== Recorded information

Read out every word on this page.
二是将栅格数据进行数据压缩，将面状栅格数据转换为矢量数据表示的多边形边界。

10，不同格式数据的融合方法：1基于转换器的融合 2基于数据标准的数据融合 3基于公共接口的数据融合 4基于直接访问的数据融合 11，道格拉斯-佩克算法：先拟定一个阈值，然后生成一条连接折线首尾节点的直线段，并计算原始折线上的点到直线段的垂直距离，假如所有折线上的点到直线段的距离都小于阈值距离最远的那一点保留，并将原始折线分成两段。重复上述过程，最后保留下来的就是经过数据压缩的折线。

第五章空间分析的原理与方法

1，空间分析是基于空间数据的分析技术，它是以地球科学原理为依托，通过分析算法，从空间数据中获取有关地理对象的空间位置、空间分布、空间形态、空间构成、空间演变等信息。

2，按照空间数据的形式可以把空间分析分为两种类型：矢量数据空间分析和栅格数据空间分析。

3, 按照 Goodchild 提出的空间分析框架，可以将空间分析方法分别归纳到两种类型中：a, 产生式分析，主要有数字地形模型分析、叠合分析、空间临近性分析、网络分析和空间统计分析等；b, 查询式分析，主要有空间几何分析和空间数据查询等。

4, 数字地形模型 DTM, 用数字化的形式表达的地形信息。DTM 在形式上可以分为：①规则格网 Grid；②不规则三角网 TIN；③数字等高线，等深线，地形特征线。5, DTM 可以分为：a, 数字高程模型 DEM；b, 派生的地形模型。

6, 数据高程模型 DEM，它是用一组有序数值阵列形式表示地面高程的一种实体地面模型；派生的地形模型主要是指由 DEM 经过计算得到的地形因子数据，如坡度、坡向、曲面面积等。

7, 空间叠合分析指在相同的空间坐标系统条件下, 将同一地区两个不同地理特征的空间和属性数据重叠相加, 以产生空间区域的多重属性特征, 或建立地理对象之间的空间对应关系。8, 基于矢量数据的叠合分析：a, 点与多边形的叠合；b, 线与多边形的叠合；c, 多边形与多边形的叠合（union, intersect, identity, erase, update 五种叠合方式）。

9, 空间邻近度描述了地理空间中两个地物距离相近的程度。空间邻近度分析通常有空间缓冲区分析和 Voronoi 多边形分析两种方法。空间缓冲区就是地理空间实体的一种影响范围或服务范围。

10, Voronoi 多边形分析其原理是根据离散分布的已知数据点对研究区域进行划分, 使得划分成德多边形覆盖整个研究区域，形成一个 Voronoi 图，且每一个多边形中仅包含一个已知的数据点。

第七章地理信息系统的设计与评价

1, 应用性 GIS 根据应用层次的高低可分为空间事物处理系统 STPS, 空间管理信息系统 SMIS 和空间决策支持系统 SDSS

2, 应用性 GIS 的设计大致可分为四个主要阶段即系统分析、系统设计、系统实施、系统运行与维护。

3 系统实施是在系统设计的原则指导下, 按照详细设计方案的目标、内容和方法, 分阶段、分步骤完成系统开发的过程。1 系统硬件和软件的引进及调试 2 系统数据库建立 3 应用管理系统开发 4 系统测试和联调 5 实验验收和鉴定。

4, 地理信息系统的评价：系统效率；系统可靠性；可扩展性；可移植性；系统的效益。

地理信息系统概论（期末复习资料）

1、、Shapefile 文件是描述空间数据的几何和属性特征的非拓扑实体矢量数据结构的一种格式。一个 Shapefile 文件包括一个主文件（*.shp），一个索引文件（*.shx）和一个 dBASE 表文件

====
== Recorded information

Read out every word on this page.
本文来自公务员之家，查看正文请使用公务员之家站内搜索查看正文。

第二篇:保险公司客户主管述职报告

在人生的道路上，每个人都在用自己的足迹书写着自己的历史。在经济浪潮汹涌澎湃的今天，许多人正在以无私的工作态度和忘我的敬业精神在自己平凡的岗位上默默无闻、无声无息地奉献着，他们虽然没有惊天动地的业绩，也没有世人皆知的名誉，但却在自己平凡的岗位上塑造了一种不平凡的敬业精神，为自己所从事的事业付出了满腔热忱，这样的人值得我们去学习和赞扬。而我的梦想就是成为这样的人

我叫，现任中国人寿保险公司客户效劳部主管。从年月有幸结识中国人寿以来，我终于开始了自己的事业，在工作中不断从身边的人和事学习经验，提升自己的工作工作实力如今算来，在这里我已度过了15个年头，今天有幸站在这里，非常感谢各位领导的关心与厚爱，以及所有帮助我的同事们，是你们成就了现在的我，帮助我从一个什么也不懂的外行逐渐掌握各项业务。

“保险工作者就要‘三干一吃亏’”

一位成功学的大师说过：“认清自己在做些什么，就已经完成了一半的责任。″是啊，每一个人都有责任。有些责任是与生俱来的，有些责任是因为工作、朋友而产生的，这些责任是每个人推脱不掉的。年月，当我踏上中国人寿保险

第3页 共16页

====

- What you need to do -
The word "Voronoi" may occur in lines of the records. Report how many such lines there are, giving only the number.

- Solution for this exercise -
2